[Opening PAGE EXCERPT section]

An esoteric note on computing the pairwise distance between the rows of two matrices (with PyTorch examples).

November 26, 2021

London, UK


When working with kernel methods, particularly with translation invariant kernels \(k(x, x') = k(x-x')\), it is common to compute a matrix of distances between pairs of inputs \(R_{ij} = \Vert \mathbf{x}_{i} - \mathbf{x}_{j}' \Vert_{\ell}\). 0: The notation \(\Vert \cdot \Vert_{\ell}\) implies that the distance metric is norm based (e.g. a Euclidean norm). While we only consider this type of distance metric in this article, this needn’t be the case—depending on the type of the input points \(\mathbf{X}\). 0[0]

While the idea of computing such a matrix is straightforward, the implementation (for instance, in your favourite Python linear algebra package) is not necessarily so obvious. In this Fragment, I want to step through the implementation of some common distance matrices \(\mathbf{R}\) to try to demystify it all.

[Closing PAGE EXCERPT section]
[Opening PROVIDED INFORMATION section]

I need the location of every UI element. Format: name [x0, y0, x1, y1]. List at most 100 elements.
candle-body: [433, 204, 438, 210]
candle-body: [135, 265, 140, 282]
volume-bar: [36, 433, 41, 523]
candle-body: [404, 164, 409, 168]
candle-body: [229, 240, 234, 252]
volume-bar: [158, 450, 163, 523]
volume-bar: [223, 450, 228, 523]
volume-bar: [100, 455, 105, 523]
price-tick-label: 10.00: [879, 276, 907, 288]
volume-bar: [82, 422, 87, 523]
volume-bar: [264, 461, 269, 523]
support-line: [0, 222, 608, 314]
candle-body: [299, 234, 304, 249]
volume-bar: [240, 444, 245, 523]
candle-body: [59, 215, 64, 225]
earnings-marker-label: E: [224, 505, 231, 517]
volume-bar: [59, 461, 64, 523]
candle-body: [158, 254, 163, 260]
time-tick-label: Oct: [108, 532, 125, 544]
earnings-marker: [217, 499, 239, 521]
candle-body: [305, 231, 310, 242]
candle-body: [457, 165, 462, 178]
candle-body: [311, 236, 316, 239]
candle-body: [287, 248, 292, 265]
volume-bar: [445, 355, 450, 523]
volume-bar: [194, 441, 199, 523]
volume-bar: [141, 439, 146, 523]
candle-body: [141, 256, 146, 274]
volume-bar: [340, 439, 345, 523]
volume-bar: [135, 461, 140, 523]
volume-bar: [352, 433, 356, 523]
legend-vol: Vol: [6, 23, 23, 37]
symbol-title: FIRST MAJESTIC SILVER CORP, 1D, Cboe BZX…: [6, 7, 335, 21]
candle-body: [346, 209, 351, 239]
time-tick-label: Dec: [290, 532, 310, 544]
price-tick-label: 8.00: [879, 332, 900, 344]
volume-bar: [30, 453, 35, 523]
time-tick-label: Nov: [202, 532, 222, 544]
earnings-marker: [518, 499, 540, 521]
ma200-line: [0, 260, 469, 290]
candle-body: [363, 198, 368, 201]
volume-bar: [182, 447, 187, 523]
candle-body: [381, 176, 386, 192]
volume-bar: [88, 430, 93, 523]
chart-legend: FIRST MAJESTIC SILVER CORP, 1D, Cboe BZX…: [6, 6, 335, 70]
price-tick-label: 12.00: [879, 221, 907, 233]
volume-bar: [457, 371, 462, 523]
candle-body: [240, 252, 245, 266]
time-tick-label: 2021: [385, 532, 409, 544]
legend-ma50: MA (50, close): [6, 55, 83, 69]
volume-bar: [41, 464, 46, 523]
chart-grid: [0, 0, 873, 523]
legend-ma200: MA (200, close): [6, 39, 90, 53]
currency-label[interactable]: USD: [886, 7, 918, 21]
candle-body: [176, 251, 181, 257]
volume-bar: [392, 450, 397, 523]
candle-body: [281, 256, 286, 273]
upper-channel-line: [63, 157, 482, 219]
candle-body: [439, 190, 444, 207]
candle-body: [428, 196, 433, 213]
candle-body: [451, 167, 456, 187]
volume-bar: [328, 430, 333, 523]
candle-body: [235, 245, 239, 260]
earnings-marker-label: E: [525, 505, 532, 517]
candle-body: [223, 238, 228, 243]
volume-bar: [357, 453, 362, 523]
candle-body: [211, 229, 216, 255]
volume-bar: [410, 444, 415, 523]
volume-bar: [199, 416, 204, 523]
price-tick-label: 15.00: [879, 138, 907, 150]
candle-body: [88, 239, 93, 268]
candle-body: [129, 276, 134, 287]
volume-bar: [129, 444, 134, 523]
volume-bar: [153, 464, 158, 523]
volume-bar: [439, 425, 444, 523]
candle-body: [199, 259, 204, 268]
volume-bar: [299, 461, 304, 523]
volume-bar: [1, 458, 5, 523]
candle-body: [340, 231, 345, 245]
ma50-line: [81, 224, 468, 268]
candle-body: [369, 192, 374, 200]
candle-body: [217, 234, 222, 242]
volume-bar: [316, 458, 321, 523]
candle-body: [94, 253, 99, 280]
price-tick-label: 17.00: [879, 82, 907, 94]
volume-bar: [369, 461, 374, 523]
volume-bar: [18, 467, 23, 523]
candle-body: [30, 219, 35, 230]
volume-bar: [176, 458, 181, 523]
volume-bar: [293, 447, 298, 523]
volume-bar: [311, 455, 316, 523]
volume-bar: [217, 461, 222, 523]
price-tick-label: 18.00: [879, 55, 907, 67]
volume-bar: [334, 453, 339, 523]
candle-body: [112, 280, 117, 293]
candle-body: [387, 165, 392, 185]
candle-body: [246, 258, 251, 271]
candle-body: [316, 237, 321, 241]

[Closing PROVIDED INFORMATION section]

WORK ITEM A:
Answer these questions about the note on pairwise distances:
(i) What date does the note carry?
(ii) What type of kernels does the note name when it introduces the distance matrix?
(iii) According to the note, what does the notation \(\Vert \cdot \Vert_{\ell}\) imply about the distance metric?
WORK ITEM B: Write a continuation of the note on computing pairwise distance matrices, picking up after its last sentence.
The entries come from a different source than the note on pairwise distances.

WRITTEN REPLY A:
(i) November 26, 2021.
(ii) Translation invariant kernels, \(k(x, x') = k(x-x')\).
(iii) It implies that the distance metric is norm based, for example a Euclidean norm.

WRITTEN REPLY B:
Perhaps the most common such matrix of pairwise distances is the squared Euclidean distance between the rows:

\[R_{mn} = \Vert \mathbf{x}_{m} - \mathbf{x}_{n}'\Vert_{2}^{2}, \]

where \(\mathbf{X} \in \mathbb{R}^{M\times D}\) and \(\mathbf{X}' \in \mathbb{R}^{N\times D}\) can be thought of as design matrices, and the notation \(\mathbf{x}_{i} \in \mathbb{R}^{1\times D}\) denotes a single row of \(\mathbf{X}\).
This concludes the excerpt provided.